** begin Input records **

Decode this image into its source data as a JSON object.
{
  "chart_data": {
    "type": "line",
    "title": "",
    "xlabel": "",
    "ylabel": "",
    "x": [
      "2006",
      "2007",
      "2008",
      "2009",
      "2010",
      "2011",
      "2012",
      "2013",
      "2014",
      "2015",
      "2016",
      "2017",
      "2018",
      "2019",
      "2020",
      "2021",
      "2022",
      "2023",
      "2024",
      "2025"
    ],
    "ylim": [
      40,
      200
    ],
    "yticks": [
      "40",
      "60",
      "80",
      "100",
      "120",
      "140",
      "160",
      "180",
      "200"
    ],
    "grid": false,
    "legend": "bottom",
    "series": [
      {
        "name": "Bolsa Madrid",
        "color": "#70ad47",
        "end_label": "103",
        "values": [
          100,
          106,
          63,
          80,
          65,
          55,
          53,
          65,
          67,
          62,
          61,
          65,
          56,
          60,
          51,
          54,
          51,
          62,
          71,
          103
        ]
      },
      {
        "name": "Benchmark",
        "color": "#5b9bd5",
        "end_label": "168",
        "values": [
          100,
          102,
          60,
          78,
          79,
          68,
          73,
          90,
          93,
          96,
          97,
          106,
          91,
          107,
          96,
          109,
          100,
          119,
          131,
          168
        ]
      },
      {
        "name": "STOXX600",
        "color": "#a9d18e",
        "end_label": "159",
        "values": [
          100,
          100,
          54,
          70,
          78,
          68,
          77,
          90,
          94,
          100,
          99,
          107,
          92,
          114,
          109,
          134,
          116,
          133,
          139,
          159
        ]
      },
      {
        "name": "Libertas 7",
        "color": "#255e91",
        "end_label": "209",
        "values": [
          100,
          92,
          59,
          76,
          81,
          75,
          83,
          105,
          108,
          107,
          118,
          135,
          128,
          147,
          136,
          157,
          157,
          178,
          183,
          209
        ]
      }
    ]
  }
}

** end Input records **

### [Problem]
Pull out each line holding the string "name".

### [Finished answer]
        "name": "Bolsa Madrid",
        "name": "Benchmark",
        "name": "STOXX600",
        "name": "Libertas 7",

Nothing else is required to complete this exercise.